[Entries with figure data]
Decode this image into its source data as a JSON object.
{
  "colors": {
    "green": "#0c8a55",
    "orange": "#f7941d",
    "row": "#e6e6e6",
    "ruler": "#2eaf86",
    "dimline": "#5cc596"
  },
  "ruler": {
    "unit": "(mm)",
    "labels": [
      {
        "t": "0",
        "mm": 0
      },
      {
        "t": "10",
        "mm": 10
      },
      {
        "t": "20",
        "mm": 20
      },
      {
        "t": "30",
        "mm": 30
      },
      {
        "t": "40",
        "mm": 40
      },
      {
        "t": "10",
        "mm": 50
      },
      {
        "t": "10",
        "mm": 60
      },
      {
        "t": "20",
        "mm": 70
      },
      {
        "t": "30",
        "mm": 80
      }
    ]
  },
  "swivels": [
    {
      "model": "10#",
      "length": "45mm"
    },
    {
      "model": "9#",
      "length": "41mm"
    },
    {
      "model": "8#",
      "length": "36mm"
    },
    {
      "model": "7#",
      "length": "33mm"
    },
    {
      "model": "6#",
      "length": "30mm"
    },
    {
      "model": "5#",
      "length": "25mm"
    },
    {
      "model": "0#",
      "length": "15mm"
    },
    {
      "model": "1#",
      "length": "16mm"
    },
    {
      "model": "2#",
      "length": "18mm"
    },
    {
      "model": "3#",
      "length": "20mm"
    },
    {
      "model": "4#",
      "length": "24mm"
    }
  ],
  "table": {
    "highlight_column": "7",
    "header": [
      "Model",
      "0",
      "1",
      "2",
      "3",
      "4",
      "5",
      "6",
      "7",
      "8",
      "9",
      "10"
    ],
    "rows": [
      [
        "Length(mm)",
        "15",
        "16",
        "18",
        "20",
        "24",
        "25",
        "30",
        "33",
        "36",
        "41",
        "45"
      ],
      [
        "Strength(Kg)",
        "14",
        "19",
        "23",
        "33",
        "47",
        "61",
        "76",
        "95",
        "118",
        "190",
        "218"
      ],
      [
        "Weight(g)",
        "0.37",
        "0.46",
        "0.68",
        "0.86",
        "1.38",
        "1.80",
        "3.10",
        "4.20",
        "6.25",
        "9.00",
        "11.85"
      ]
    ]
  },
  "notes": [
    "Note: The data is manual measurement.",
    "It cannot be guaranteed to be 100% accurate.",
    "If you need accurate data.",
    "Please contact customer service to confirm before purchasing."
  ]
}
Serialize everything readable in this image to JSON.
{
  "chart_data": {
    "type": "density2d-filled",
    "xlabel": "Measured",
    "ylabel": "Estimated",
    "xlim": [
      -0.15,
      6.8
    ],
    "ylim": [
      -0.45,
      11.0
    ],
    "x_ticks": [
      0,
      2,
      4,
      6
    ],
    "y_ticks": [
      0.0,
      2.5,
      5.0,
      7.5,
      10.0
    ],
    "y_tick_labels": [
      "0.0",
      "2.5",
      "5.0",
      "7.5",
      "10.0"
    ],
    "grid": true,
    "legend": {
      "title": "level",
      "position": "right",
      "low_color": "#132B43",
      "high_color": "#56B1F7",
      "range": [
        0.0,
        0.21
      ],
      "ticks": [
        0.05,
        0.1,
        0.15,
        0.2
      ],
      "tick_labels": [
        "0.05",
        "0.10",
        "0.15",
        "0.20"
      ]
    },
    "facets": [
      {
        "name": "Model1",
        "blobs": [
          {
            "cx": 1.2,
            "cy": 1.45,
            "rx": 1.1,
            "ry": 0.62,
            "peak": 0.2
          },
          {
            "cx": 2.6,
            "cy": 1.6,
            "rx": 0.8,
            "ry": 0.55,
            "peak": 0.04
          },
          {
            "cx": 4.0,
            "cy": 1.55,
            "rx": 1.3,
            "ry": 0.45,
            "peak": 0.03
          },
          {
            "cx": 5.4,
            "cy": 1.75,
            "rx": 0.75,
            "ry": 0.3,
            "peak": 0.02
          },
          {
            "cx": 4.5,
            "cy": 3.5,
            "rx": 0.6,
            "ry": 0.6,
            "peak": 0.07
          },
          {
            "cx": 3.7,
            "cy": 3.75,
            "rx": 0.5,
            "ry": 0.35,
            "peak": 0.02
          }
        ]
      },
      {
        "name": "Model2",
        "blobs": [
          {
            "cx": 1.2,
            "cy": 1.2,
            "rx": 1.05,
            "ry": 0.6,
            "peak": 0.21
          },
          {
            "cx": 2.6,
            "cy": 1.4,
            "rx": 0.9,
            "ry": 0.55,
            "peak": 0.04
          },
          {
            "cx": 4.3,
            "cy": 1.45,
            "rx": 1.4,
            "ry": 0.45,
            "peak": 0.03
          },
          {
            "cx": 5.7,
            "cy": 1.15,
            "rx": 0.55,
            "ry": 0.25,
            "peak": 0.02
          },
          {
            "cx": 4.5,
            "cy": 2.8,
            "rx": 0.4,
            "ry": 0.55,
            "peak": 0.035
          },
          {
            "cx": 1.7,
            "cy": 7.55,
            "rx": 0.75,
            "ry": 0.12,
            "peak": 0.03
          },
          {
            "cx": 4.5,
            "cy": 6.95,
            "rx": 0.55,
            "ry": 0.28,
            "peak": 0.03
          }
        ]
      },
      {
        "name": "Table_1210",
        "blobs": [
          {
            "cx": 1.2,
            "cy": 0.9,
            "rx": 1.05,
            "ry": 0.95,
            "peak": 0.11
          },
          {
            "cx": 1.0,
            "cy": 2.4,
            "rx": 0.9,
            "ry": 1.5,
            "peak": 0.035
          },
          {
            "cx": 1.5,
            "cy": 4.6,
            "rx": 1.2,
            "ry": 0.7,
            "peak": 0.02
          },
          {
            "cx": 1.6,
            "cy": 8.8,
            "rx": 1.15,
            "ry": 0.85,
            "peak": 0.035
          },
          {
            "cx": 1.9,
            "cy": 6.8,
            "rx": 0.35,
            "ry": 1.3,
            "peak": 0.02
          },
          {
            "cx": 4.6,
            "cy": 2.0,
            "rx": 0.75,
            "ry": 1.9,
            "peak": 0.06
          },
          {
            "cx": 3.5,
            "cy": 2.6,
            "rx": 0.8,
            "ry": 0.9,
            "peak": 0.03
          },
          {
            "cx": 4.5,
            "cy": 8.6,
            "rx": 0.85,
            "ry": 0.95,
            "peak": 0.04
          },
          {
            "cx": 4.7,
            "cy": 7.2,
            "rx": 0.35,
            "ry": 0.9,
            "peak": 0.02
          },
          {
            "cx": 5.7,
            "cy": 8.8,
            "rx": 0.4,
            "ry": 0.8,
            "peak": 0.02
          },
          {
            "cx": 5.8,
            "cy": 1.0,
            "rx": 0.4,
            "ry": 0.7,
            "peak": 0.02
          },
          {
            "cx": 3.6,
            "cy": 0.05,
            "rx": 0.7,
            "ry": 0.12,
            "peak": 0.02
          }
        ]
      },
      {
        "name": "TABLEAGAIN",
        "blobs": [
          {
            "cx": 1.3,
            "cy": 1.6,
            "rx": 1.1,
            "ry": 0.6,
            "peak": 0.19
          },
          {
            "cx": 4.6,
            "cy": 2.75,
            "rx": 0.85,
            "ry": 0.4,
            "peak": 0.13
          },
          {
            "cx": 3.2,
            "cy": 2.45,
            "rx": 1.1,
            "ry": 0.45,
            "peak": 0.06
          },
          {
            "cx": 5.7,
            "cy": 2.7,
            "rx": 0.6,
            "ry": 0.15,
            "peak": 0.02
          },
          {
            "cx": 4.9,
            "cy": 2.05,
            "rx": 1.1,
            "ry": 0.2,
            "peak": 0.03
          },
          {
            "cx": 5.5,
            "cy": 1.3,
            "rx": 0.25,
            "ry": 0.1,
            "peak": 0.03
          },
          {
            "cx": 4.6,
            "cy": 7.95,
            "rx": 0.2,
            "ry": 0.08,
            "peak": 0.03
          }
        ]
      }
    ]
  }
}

Goal
Write the data out again in full and exactly.

Finished answer
Decode this image into its source data as a JSON object.
{
  "colors": {
    "green": "#0c8a55",
    "orange": "#f7941d",
    "row": "#e6e6e6",
    "ruler": "#2eaf86",
    "dimline": "#5cc596"
  },
  "ruler": {
    "unit": "(mm)",
    "labels": [
      {
        "t": "0",
        "mm": 0
      },
      {
        "t": "10",
        "mm": 10
      },
      {
        "t": "20",
        "mm": 20
      },
      {
        "t": "30",
        "mm": 30
      },
      {
        "t": "40",
        "mm": 40
      },
      {
        "t": "10",
        "mm": 50
      },
      {
        "t": "10",
        "mm": 60
      },
      {
        "t": "20",
        "mm": 70
      },
      {
        "t": "30",
        "mm": 80
      }
    ]
  },
  "swivels": [
    {
      "model": "10#",
      "length": "45mm"
    },
    {
      "model": "9#",
      "length": "41mm"
    },
    {
      "model": "8#",
      "length": "36mm"
    },
    {
      "model": "7#",
      "length": "33mm"
    },
    {
      "model": "6#",
      "length": "30mm"
    },
    {
      "model": "5#",
      "length": "25mm"
    },
    {
      "model": "0#",
      "length": "15mm"
    },
    {
      "model": "1#",
      "length": "16mm"
    },
    {
      "model": "2#",
      "length": "18mm"
    },
    {
      "model": "3#",
      "length": "20mm"
    },
    {
      "model": "4#",
      "length": "24mm"
    }
  ],
  "table": {
    "highlight_column": "7",
    "header": [
      "Model",
      "0",
      "1",
      "2",
      "3",
      "4",
      "5",
      "6",
      "7",
      "8",
      "9",
      "10"
    ],
    "rows": [
      [
        "Length(mm)",
        "15",
        "16",
        "18",
        "20",
        "24",
        "25",
        "30",
        "33",
        "36",
        "41",
        "45"
      ],
      [
        "Strength(Kg)",
        "14",
        "19",
        "23",
        "33",
        "47",
        "61",
        "76",
        "95",
        "118",
        "190",
        "218"
      ],
      [
        "Weight(g)",
        "0.37",
        "0.46",
        "0.68",
        "0.86",
        "1.38",
        "1.80",
        "3.10",
        "4.20",
        "6.25",
        "9.00",
        "11.85"
      ]
    ]
  },
  "notes": [
    "Note: The data is manual measurement.",
    "It cannot be guaranteed to be 100% accurate.",
    "If you need accurate data.",
    "Please contact customer service to confirm before purchasing."
  ]
}
Serialize everything readable in this image to JSON.
{
  "chart_data": {
    "type": "density2d-filled",
    "xlabel": "Measured",
    "ylabel": "Estimated",
    "xlim": [
      -0.15,
      6.8
    ],
    "ylim": [
      -0.45,
      11.0
    ],
    "x_ticks": [
      0,
      2,
      4,
      6
    ],
    "y_ticks": [
      0.0,
      2.5,
      5.0,
      7.5,
      10.0
    ],
    "y_tick_labels": [
      "0.0",
      "2.5",
      "5.0",
      "7.5",
      "10.0"
    ],
    "grid": true,
    "legend": {
      "title": "level",
      "position": "right",
      "low_color": "#132B43",
      "high_color": "#56B1F7",
      "range": [
        0.0,
        0.21
      ],
      "ticks": [
        0.05,
        0.1,
        0.15,
        0.2
      ],
      "tick_labels": [
        "0.05",
        "0.10",
        "0.15",
        "0.20"
      ]
    },
    "facets": [
      {
        "name": "Model1",
        "blobs": [
          {
            "cx": 1.2,
            "cy": 1.45,
            "rx": 1.1,
            "ry": 0.62,
            "peak": 0.2
          },
          {
            "cx": 2.6,
            "cy": 1.6,
            "rx": 0.8,
            "ry": 0.55,
            "peak": 0.04
          },
          {
            "cx": 4.0,
            "cy": 1.55,
            "rx": 1.3,
            "ry": 0.45,
            "peak": 0.03
          },
          {
            "cx": 5.4,
            "cy": 1.75,
            "rx": 0.75,
            "ry": 0.3,
            "peak": 0.02
          },
          {
            "cx": 4.5,
            "cy": 3.5,
            "rx": 0.6,
            "ry": 0.6,
            "peak": 0.07
          },
          {
            "cx": 3.7,
            "cy": 3.75,
            "rx": 0.5,
            "ry": 0.35,
            "peak": 0.02
          }
        ]
      },
      {
        "name": "Model2",
        "blobs": [
          {
            "cx": 1.2,
            "cy": 1.2,
            "rx": 1.05,
            "ry": 0.6,
            "peak": 0.21
          },
          {
            "cx": 2.6,
            "cy": 1.4,
            "rx": 0.9,
            "ry": 0.55,
            "peak": 0.04
          },
          {
            "cx": 4.3,
            "cy": 1.45,
            "rx": 1.4,
            "ry": 0.45,
            "peak": 0.03
          },
          {
            "cx": 5.7,
            "cy": 1.15,
            "rx": 0.55,
            "ry": 0.25,
            "peak": 0.02
          },
          {
            "cx": 4.5,
            "cy": 2.8,
            "rx": 0.4,
            "ry": 0.55,
            "peak": 0.035
          },
          {
            "cx": 1.7,
            "cy": 7.55,
            "rx": 0.75,
            "ry": 0.12,
            "peak": 0.03
          },
          {
            "cx": 4.5,
            "cy": 6.95,
            "rx": 0.55,
            "ry": 0.28,
            "peak": 0.03
          }
        ]
      },
      {
        "name": "Table_1210",
        "blobs": [
          {
            "cx": 1.2,
            "cy": 0.9,
            "rx": 1.05,
            "ry": 0.95,
            "peak": 0.11
          },
          {
            "cx": 1.0,
            "cy": 2.4,
            "rx": 0.9,
            "ry": 1.5,
            "peak": 0.035
          },
          {
            "cx": 1.5,
            "cy": 4.6,
            "rx": 1.2,
            "ry": 0.7,
            "peak": 0.02
          },
          {
            "cx": 1.6,
            "cy": 8.8,
            "rx": 1.15,
            "ry": 0.85,
            "peak": 0.035
          },
          {
            "cx": 1.9,
            "cy": 6.8,
            "rx": 0.35,
            "ry": 1.3,
            "peak": 0.02
          },
          {
            "cx": 4.6,
            "cy": 2.0,
            "rx": 0.75,
            "ry": 1.9,
            "peak": 0.06
          },
          {
            "cx": 3.5,
            "cy": 2.6,
            "rx": 0.8,
            "ry": 0.9,
            "peak": 0.03
          },
          {
            "cx": 4.5,
            "cy": 8.6,
            "rx": 0.85,
            "ry": 0.95,
            "peak": 0.04
          },
          {
            "cx": 4.7,
            "cy": 7.2,
            "rx": 0.35,
            "ry": 0.9,
            "peak": 0.02
          },
          {
            "cx": 5.7,
            "cy": 8.8,
            "rx": 0.4,
            "ry": 0.8,
            "peak": 0.02
          },
          {
            "cx": 5.8,
            "cy": 1.0,
            "rx": 0.4,
            "ry": 0.7,
            "peak": 0.02
          },
          {
            "cx": 3.6,
            "cy": 0.05,
            "rx": 0.7,
            "ry": 0.12,
            "peak": 0.02
          }
        ]
      },
      {
        "name": "TABLEAGAIN",
        "blobs": [
          {
            "cx": 1.3,
            "cy": 1.6,
            "rx": 1.1,
            "ry": 0.6,
            "peak": 0.19
          },
          {
            "cx": 4.6,
            "cy": 2.75,
            "rx": 0.85,
            "ry": 0.4,
            "peak": 0.13
          },
          {
            "cx": 3.2,
            "cy": 2.45,
            "rx": 1.1,
            "ry": 0.45,
            "peak": 0.06
          },
          {
            "cx": 5.7,
            "cy": 2.7,
            "rx": 0.6,
            "ry": 0.15,
            "peak": 0.02
          },
          {
            "cx": 4.9,
            "cy": 2.05,
            "rx": 1.1,
            "ry": 0.2,
            "peak": 0.03
          },
          {
            "cx": 5.5,
            "cy": 1.3,
            "rx": 0.25,
            "ry": 0.1,
            "peak": 0.03
          },
          {
            "cx": 4.6,
            "cy": 7.95,
            "rx": 0.2,
            "ry": 0.08,
            "peak": 0.03
          }
        ]
      }
    ]
  }
}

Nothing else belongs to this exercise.